◆ Task goal: Reproduce each of the rows below word for word, omitting the pictures.

[Collected data entries]
++++++++

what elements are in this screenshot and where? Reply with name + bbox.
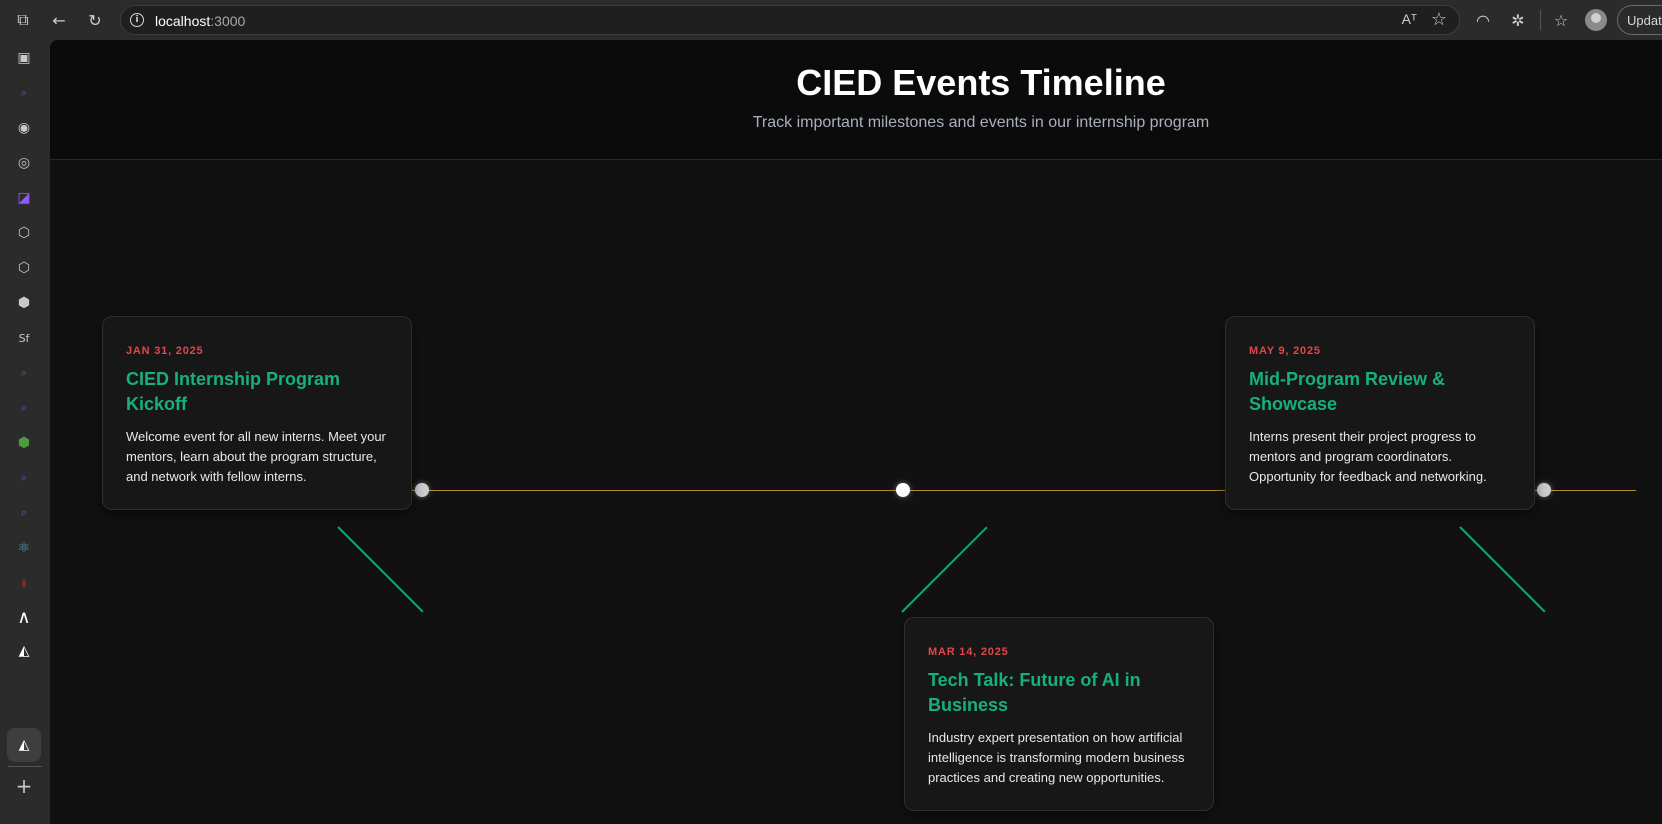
add-icon[interactable]: + [14,774,34,798]
profile-avatar[interactable] [1585,9,1607,31]
triangle-app-icon[interactable]: ◭ [14,641,34,661]
event-card[interactable]: MAR 14, 2025 Tech Talk: Future of AI in … [904,617,1214,811]
card-connector [337,526,424,613]
card-connector [1459,526,1546,613]
timeline-dot[interactable] [1537,483,1551,497]
sidebar-divider [8,766,42,767]
address-url[interactable]: localhost:3000 [155,13,245,29]
url-port: :3000 [210,13,246,29]
card-connector [901,526,988,613]
site-info-icon[interactable]: i [130,13,144,27]
event-title: Mid-Program Review & Showcase [1249,369,1446,414]
react-icon[interactable]: ⚛ [14,538,34,558]
box-icon[interactable]: ⬡ [14,223,34,243]
caret-logo-icon[interactable]: ∧ [14,607,34,628]
event-date: MAY 9, 2025 [1249,345,1321,357]
address-bar[interactable]: i localhost:3000 Aᵀ ☆ [120,5,1460,35]
media-play-icon[interactable]: ◉ [14,118,34,138]
search-icon[interactable]: ⌕ [14,398,34,418]
page-viewport: CIED Events Timeline Track important mil… [50,40,1662,824]
box-icon[interactable]: ⬢ [14,293,34,313]
event-title: Tech Talk: Future of AI in Business [928,670,1141,715]
timeline-dot[interactable] [896,483,910,497]
event-title: CIED Internship Program Kickoff [126,369,341,414]
app-icon[interactable]: ▮ [14,573,34,593]
reload-icon[interactable]: ↻ [84,9,106,31]
browser-sidebar: ▣ ⌕ ◉ ◎ ◪ ⬡ ⬡ ⬢ Sf ⌕ ⌕ ⬢ ⌕ ⌕ ⚛ ▮ ∧ ◭ ◭ + [0,40,50,824]
event-description: Interns present their project progress t… [1249,429,1487,484]
tab-actions-icon[interactable]: ⧉ [12,9,34,31]
read-aloud-icon[interactable]: Aᵀ [1402,11,1417,27]
browser-toolbar: ⧉ ← ↻ i localhost:3000 Aᵀ ☆ ◠ ✲ ☆ Update [0,0,1662,40]
search-icon[interactable]: ⌕ [14,503,34,523]
page-header: CIED Events Timeline Track important mil… [50,40,1662,160]
search-icon[interactable]: ⌕ [14,83,34,103]
extensions-icon[interactable]: ✲ [1507,9,1529,31]
timeline-dot[interactable] [415,483,429,497]
settings-icon[interactable]: ◎ [14,153,34,173]
sf-icon[interactable]: Sf [14,328,34,348]
update-button[interactable]: Update [1617,5,1662,35]
search-icon[interactable]: ⌕ [14,468,34,488]
event-description: Industry expert presentation on how arti… [928,730,1185,785]
back-icon[interactable]: ← [48,9,70,31]
favorite-star-icon[interactable]: ☆ [1431,9,1447,30]
url-host: localhost [155,13,211,29]
event-date: JAN 31, 2025 [126,345,204,357]
copilot-icon[interactable]: ◠ [1472,9,1494,31]
search-icon[interactable]: ⌕ [14,363,34,383]
favorites-icon[interactable]: ☆ [1550,9,1572,31]
node-icon[interactable]: ⬢ [14,433,34,453]
page-subtitle: Track important milestones and events in… [752,114,1210,131]
box-icon[interactable]: ⬡ [14,258,34,278]
event-card[interactable]: JAN 31, 2025 CIED Internship Program Kic… [102,316,412,510]
toolbar-divider [1540,10,1541,30]
event-date: MAR 14, 2025 [928,646,1009,658]
event-card[interactable]: MAY 9, 2025 Mid-Program Review & Showcas… [1225,316,1535,510]
event-description: Welcome event for all new interns. Meet … [126,429,386,484]
vertical-tabs-icon[interactable]: ▣ [14,48,34,68]
app-icon[interactable]: ◪ [14,188,34,208]
page-title: CIED Events Timeline [796,62,1166,103]
triangle-app-icon[interactable]: ◭ [14,735,34,755]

++++++++

◆ Expected answer:
what elements are in this screenshot and where? Reply with name + bbox.
add-icon[interactable]: + [14,774,34,798]
profile-avatar[interactable] [1585,9,1607,31]
triangle-app-icon[interactable]: ◭ [14,641,34,661]
event-card[interactable]: MAR 14, 2025 Tech Talk: Future of AI in … [904,617,1214,811]
card-connector [337,526,424,613]
card-connector [1459,526,1546,613]
timeline-dot[interactable] [1537,483,1551,497]
sidebar-divider [8,766,42,767]
address-url[interactable]: localhost:3000 [155,13,245,29]
url-port: :3000 [210,13,246,29]
card-connector [901,526,988,613]
site-info-icon[interactable]: i [130,13,144,27]
event-title: Mid-Program Review & Showcase [1249,369,1446,414]
react-icon[interactable]: ⚛ [14,538,34,558]
box-icon[interactable]: ⬡ [14,223,34,243]
caret-logo-icon[interactable]: ∧ [14,607,34,628]
event-date: MAY 9, 2025 [1249,345,1321,357]
address-bar[interactable]: i localhost:3000 Aᵀ ☆ [120,5,1460,35]
media-play-icon[interactable]: ◉ [14,118,34,138]
search-icon[interactable]: ⌕ [14,398,34,418]
page-viewport: CIED Events Timeline Track important mil… [50,40,1662,824]
box-icon[interactable]: ⬢ [14,293,34,313]
event-title: Tech Talk: Future of AI in Business [928,670,1141,715]
timeline-dot[interactable] [896,483,910,497]
event-title: CIED Internship Program Kickoff [126,369,341,414]
app-icon[interactable]: ▮ [14,573,34,593]
reload-icon[interactable]: ↻ [84,9,106,31]
browser-sidebar: ▣ ⌕ ◉ ◎ ◪ ⬡ ⬡ ⬢ Sf ⌕ ⌕ ⬢ ⌕ ⌕ ⚛ ▮ ∧ ◭ ◭ + [0,40,50,824]
event-description: Interns present their project progress t… [1249,429,1487,484]
tab-actions-icon[interactable]: ⧉ [12,9,34,31]
read-aloud-icon[interactable]: Aᵀ [1402,11,1417,27]
browser-toolbar: ⧉ ← ↻ i localhost:3000 Aᵀ ☆ ◠ ✲ ☆ Update [0,0,1662,40]
search-icon[interactable]: ⌕ [14,503,34,523]
page-header: CIED Events Timeline Track important mil… [50,40,1662,160]
search-icon[interactable]: ⌕ [14,83,34,103]
extensions-icon[interactable]: ✲ [1507,9,1529,31]
timeline-dot[interactable] [415,483,429,497]
settings-icon[interactable]: ◎ [14,153,34,173]
sf-icon[interactable]: Sf [14,328,34,348]
update-button[interactable]: Update [1617,5,1662,35]
search-icon[interactable]: ⌕ [14,468,34,488]
event-description: Industry expert presentation on how arti… [928,730,1185,785]
back-icon[interactable]: ← [48,9,70,31]
favorite-star-icon[interactable]: ☆ [1431,9,1447,30]
url-host: localhost [155,13,211,29]
event-date: JAN 31, 2025 [126,345,204,357]
copilot-icon[interactable]: ◠ [1472,9,1494,31]
search-icon[interactable]: ⌕ [14,363,34,383]
favorites-icon[interactable]: ☆ [1550,9,1572,31]
node-icon[interactable]: ⬢ [14,433,34,453]
page-subtitle: Track important milestones and events in… [752,114,1210,131]
box-icon[interactable]: ⬡ [14,258,34,278]
event-card[interactable]: JAN 31, 2025 CIED Internship Program Kic… [102,316,412,510]
toolbar-divider [1540,10,1541,30]
event-date: MAR 14, 2025 [928,646,1009,658]
event-card[interactable]: MAY 9, 2025 Mid-Program Review & Showcas… [1225,316,1535,510]
event-description: Welcome event for all new interns. Meet … [126,429,386,484]
vertical-tabs-icon[interactable]: ▣ [14,48,34,68]
app-icon[interactable]: ◪ [14,188,34,208]
page-title: CIED Events Timeline [796,62,1166,103]
triangle-app-icon[interactable]: ◭ [14,735,34,755]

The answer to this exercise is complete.